Where a line in the listing below contains the word "Identification", copy that line.

*Excerpt from a dataset*
========================
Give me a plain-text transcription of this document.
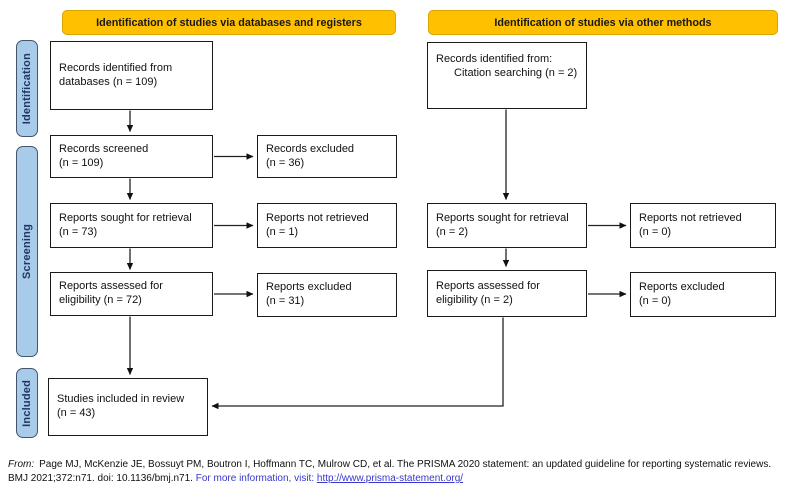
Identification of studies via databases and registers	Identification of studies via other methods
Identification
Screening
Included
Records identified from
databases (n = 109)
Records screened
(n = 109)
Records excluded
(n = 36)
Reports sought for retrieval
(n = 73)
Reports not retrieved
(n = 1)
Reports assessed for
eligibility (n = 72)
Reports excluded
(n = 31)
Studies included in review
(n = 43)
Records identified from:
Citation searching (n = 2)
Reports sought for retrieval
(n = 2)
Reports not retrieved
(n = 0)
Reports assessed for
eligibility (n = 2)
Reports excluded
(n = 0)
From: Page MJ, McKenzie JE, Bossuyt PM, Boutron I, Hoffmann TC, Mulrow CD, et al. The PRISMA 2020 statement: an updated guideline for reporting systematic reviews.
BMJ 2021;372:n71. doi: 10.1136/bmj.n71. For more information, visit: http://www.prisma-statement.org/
========================
*Response to the task*
Identification of studies via databases and registers	Identification of studies via other methods
Identification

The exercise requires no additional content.